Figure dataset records
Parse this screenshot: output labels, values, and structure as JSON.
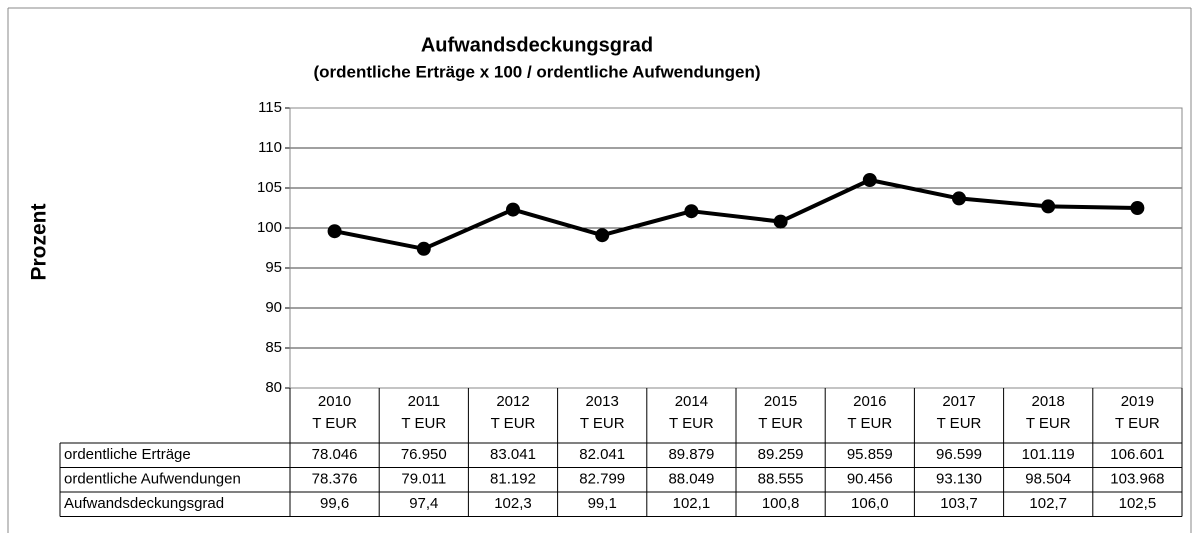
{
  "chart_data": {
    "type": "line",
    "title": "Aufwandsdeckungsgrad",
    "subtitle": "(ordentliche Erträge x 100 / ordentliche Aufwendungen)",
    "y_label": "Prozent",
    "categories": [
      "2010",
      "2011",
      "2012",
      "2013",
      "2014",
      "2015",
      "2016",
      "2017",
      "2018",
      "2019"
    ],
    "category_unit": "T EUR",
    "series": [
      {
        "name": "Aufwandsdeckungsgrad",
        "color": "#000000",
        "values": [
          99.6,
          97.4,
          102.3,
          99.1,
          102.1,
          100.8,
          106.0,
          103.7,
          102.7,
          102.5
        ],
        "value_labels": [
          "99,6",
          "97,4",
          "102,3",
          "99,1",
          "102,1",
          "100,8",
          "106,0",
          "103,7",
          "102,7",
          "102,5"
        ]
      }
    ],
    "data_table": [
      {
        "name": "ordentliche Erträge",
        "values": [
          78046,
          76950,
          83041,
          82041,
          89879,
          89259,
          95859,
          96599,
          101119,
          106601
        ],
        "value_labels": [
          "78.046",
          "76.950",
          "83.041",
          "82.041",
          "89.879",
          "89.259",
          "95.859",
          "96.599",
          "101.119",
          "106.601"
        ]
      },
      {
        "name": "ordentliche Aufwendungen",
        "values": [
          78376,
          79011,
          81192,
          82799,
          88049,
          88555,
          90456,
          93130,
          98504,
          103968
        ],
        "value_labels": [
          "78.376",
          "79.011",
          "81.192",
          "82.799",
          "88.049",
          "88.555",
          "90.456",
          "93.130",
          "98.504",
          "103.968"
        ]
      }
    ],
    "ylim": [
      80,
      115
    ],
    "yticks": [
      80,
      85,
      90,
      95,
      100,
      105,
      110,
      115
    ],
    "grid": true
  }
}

==

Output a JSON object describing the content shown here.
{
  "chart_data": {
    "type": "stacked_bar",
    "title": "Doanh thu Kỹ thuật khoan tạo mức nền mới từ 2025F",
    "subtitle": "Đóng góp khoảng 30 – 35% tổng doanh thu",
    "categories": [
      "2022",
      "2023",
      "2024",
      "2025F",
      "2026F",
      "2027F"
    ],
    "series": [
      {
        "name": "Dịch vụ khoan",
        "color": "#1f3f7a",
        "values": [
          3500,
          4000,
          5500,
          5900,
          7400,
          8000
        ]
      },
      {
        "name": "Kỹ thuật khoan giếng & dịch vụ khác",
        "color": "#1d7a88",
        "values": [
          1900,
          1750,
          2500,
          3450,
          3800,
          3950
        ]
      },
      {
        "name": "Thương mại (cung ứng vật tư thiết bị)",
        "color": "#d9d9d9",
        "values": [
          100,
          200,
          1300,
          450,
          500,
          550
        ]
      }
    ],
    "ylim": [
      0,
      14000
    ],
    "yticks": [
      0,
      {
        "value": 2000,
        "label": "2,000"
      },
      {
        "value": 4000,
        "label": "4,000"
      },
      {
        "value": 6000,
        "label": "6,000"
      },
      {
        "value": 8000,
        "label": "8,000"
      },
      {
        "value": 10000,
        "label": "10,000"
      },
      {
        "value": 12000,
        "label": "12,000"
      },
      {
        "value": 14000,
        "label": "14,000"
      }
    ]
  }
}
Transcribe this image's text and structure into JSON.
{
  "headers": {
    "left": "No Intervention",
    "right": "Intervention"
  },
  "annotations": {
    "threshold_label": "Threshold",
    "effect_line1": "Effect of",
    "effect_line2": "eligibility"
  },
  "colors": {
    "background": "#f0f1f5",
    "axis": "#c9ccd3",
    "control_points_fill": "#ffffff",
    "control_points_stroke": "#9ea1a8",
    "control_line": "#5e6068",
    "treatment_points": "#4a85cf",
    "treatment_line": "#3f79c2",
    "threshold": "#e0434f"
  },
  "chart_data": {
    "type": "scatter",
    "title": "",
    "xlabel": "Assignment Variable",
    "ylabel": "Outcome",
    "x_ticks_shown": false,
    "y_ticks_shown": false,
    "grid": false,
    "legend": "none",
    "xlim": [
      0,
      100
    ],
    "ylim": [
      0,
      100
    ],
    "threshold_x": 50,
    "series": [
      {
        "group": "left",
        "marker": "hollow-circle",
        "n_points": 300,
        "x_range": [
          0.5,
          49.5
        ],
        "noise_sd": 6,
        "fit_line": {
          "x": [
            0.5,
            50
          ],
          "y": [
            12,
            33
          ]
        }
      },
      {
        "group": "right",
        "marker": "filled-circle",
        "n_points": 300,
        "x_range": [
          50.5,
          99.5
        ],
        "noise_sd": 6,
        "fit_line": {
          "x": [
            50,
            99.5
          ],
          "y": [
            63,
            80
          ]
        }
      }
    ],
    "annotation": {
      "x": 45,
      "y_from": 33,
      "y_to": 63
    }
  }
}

Task instructions. Return each line where "type" shows up.

Solution to this exercise.
    "type": "line",
    "type": "stacked_bar",
    "type": "scatter",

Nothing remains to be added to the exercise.